Requirements :: Copy out the lines that have "this" in them.

Exercise material ::
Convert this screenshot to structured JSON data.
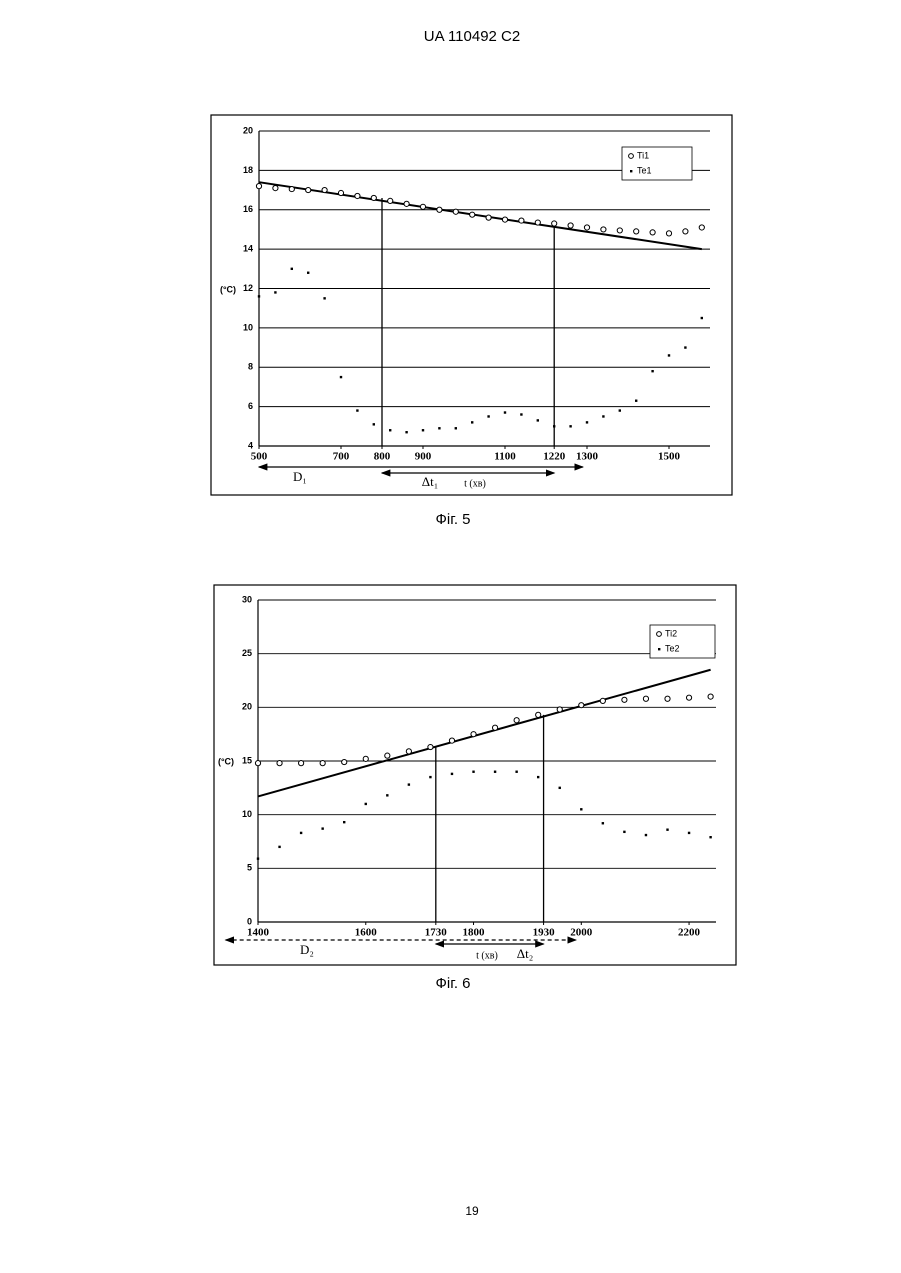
{
  "header": "UA   110492   C2",
  "page_number": "19",
  "chart_data": [
    {
      "type": "scatter",
      "caption": "Фіг. 5",
      "y_label": "(°C)",
      "x_label": "t (хв)",
      "x": [
        500,
        540,
        580,
        620,
        660,
        700,
        740,
        780,
        820,
        860,
        900,
        940,
        980,
        1020,
        1060,
        1100,
        1140,
        1180,
        1220,
        1260,
        1300,
        1340,
        1380,
        1420,
        1460,
        1500,
        1540,
        1580
      ],
      "series": [
        {
          "name": "Ti1",
          "color": "#000000",
          "marker": "circle",
          "values": [
            17.2,
            17.1,
            17.05,
            17.0,
            17.0,
            16.85,
            16.7,
            16.6,
            16.45,
            16.3,
            16.15,
            16.0,
            15.9,
            15.75,
            15.6,
            15.5,
            15.45,
            15.35,
            15.3,
            15.2,
            15.1,
            15.0,
            14.95,
            14.9,
            14.85,
            14.8,
            14.9,
            15.1
          ]
        },
        {
          "name": "Te1",
          "color": "#000000",
          "marker": "square",
          "values": [
            11.6,
            11.8,
            13.0,
            12.8,
            11.5,
            7.5,
            5.8,
            5.1,
            4.8,
            4.7,
            4.8,
            4.9,
            4.9,
            5.2,
            5.5,
            5.7,
            5.6,
            5.3,
            5.0,
            5.0,
            5.2,
            5.5,
            5.8,
            6.3,
            7.8,
            8.6,
            9.0,
            10.5
          ]
        }
      ],
      "trend": {
        "x": [
          500,
          1580
        ],
        "y": [
          17.4,
          14.0
        ]
      },
      "markers": [
        800,
        1220
      ],
      "spans": [
        {
          "label": "D₁",
          "from": 500,
          "to": 1290
        },
        {
          "label": "Δt₁",
          "from": 800,
          "to": 1220
        }
      ],
      "xlim": [
        500,
        1600
      ],
      "xticks": [
        500,
        700,
        800,
        900,
        1100,
        1220,
        1300,
        1500
      ],
      "ylim": [
        4,
        20
      ],
      "yticks": [
        4,
        6,
        8,
        10,
        12,
        14,
        16,
        18,
        20
      ],
      "grid": true,
      "legend": "top-right"
    },
    {
      "type": "scatter",
      "caption": "Фіг. 6",
      "y_label": "(°C)",
      "x_label": "t (хв)",
      "x": [
        1400,
        1440,
        1480,
        1520,
        1560,
        1600,
        1640,
        1680,
        1720,
        1760,
        1800,
        1840,
        1880,
        1920,
        1960,
        2000,
        2040,
        2080,
        2120,
        2160,
        2200,
        2240
      ],
      "series": [
        {
          "name": "Ti2",
          "color": "#000000",
          "marker": "circle",
          "values": [
            14.8,
            14.8,
            14.8,
            14.8,
            14.9,
            15.2,
            15.5,
            15.9,
            16.3,
            16.9,
            17.5,
            18.1,
            18.8,
            19.3,
            19.8,
            20.2,
            20.6,
            20.7,
            20.8,
            20.8,
            20.9,
            21.0
          ]
        },
        {
          "name": "Te2",
          "color": "#000000",
          "marker": "square",
          "values": [
            5.9,
            7.0,
            8.3,
            8.7,
            9.3,
            11.0,
            11.8,
            12.8,
            13.5,
            13.8,
            14.0,
            14.0,
            14.0,
            13.5,
            12.5,
            10.5,
            9.2,
            8.4,
            8.1,
            8.6,
            8.3,
            7.9
          ]
        }
      ],
      "trend": {
        "x": [
          1400,
          2240
        ],
        "y": [
          11.7,
          23.5
        ]
      },
      "markers": [
        1730,
        1930
      ],
      "spans": [
        {
          "label": "D₂",
          "from": 1340,
          "to": 1990
        },
        {
          "label": "Δt₂",
          "from": 1730,
          "to": 1930
        }
      ],
      "xlim": [
        1400,
        2250
      ],
      "xticks": [
        1400,
        1600,
        1730,
        1800,
        1930,
        2000,
        2200
      ],
      "ylim": [
        0,
        30
      ],
      "yticks": [
        0,
        5,
        10,
        15,
        20,
        25,
        30
      ],
      "grid": true,
      "legend": "top-right"
    }
  ]
}
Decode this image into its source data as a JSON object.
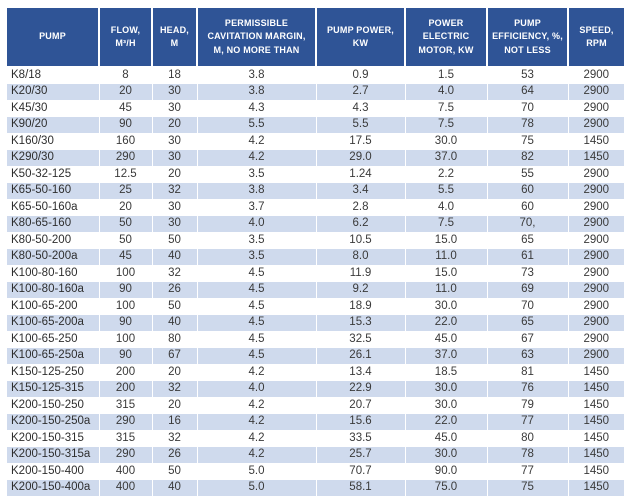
{
  "colors": {
    "header_bg": "#2F5496",
    "header_text": "#FFFFFF",
    "row_alt_bg": "#CFDAED",
    "body_text": "#3A3A3A"
  },
  "table": {
    "columns": [
      "PUMP",
      "FLOW, M³/H",
      "HEAD, M",
      "PERMISSIBLE CAVITATION MARGIN, M, NO MORE THAN",
      "PUMP POWER, KW",
      "POWER ELECTRIC MOTOR, KW",
      "PUMP EFFICIENCY, %, NOT LESS",
      "SPEED, RPM"
    ],
    "rows": [
      [
        "K8/18",
        "8",
        "18",
        "3.8",
        "0.9",
        "1.5",
        "53",
        "2900"
      ],
      [
        "K20/30",
        "20",
        "30",
        "3.8",
        "2.7",
        "4.0",
        "64",
        "2900"
      ],
      [
        "K45/30",
        "45",
        "30",
        "4.3",
        "4.3",
        "7.5",
        "70",
        "2900"
      ],
      [
        "K90/20",
        "90",
        "20",
        "5.5",
        "5.5",
        "7.5",
        "78",
        "2900"
      ],
      [
        "K160/30",
        "160",
        "30",
        "4.2",
        "17.5",
        "30.0",
        "75",
        "1450"
      ],
      [
        "K290/30",
        "290",
        "30",
        "4.2",
        "29.0",
        "37.0",
        "82",
        "1450"
      ],
      [
        "K50-32-125",
        "12.5",
        "20",
        "3.5",
        "1.24",
        "2.2",
        "55",
        "2900"
      ],
      [
        "K65-50-160",
        "25",
        "32",
        "3.8",
        "3.4",
        "5.5",
        "60",
        "2900"
      ],
      [
        "K65-50-160a",
        "20",
        "30",
        "3.7",
        "2.8",
        "4.0",
        "60",
        "2900"
      ],
      [
        "K80-65-160",
        "50",
        "30",
        "4.0",
        "6.2",
        "7.5",
        "70,",
        "2900"
      ],
      [
        "K80-50-200",
        "50",
        "50",
        "3.5",
        "10.5",
        "15.0",
        "65",
        "2900"
      ],
      [
        "K80-50-200a",
        "45",
        "40",
        "3.5",
        "8.0",
        "11.0",
        "61",
        "2900"
      ],
      [
        "K100-80-160",
        "100",
        "32",
        "4.5",
        "11.9",
        "15.0",
        "73",
        "2900"
      ],
      [
        "K100-80-160a",
        "90",
        "26",
        "4.5",
        "9.2",
        "11.0",
        "69",
        "2900"
      ],
      [
        "K100-65-200",
        "100",
        "50",
        "4.5",
        "18.9",
        "30.0",
        "70",
        "2900"
      ],
      [
        "K100-65-200a",
        "90",
        "40",
        "4.5",
        "15.3",
        "22.0",
        "65",
        "2900"
      ],
      [
        "K100-65-250",
        "100",
        "80",
        "4.5",
        "32.5",
        "45.0",
        "67",
        "2900"
      ],
      [
        "K100-65-250a",
        "90",
        "67",
        "4.5",
        "26.1",
        "37.0",
        "63",
        "2900"
      ],
      [
        "K150-125-250",
        "200",
        "20",
        "4.2",
        "13.4",
        "18.5",
        "81",
        "1450"
      ],
      [
        "K150-125-315",
        "200",
        "32",
        "4.0",
        "22.9",
        "30.0",
        "76",
        "1450"
      ],
      [
        "K200-150-250",
        "315",
        "20",
        "4.2",
        "20.7",
        "30.0",
        "79",
        "1450"
      ],
      [
        "K200-150-250a",
        "290",
        "16",
        "4.2",
        "15.6",
        "22.0",
        "77",
        "1450"
      ],
      [
        "K200-150-315",
        "315",
        "32",
        "4.2",
        "33.5",
        "45.0",
        "80",
        "1450"
      ],
      [
        "K200-150-315a",
        "290",
        "26",
        "4.2",
        "25.7",
        "30.0",
        "78",
        "1450"
      ],
      [
        "K200-150-400",
        "400",
        "50",
        "5.0",
        "70.7",
        "90.0",
        "77",
        "1450"
      ],
      [
        "K200-150-400a",
        "400",
        "40",
        "5.0",
        "58.1",
        "75.0",
        "75",
        "1450"
      ]
    ]
  }
}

Result of the task ::
Convert this screenshot to structured JSON data.
Decode this image into its source data as a JSON object.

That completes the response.